BEGIN DATA FOR THIS EXERCISE

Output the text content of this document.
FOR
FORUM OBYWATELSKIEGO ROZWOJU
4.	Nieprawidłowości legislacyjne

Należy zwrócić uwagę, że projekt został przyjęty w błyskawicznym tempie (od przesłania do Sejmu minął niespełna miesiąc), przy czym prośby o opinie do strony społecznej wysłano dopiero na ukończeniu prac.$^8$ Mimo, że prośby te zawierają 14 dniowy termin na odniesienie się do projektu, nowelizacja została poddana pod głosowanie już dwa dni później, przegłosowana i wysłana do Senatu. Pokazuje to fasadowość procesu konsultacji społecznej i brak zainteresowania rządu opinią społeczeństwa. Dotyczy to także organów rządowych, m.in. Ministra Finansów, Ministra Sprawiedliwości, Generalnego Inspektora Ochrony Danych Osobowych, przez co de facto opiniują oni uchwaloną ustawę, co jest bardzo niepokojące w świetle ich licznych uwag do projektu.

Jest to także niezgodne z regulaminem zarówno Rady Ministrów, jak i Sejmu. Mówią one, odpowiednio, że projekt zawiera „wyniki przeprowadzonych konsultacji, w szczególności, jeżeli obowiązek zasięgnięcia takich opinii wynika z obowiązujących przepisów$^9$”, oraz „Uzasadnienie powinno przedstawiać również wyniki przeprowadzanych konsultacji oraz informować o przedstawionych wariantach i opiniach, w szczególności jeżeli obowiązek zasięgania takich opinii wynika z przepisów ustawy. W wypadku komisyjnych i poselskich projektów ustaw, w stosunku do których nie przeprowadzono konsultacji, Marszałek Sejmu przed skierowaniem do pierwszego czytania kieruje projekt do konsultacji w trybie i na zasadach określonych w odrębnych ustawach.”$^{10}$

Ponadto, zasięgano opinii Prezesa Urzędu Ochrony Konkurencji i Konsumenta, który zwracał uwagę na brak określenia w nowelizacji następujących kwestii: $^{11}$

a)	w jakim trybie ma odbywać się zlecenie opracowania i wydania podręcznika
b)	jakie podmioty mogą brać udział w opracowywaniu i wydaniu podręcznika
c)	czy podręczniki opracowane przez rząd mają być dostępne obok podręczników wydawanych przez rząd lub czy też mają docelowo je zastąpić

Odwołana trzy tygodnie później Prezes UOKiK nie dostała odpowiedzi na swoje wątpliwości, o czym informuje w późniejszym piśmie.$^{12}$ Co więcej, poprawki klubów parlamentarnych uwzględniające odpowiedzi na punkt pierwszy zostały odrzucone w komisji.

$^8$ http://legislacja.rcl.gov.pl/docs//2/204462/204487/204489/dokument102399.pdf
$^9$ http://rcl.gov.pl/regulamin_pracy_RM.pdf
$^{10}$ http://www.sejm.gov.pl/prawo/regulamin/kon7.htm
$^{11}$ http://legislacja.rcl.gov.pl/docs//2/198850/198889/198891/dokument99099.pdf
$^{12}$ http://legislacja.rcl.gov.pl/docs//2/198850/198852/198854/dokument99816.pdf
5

END DATA FOR THIS EXERCISE

Tally how many lines of the records hold the word "docs". Answer with the number only.

3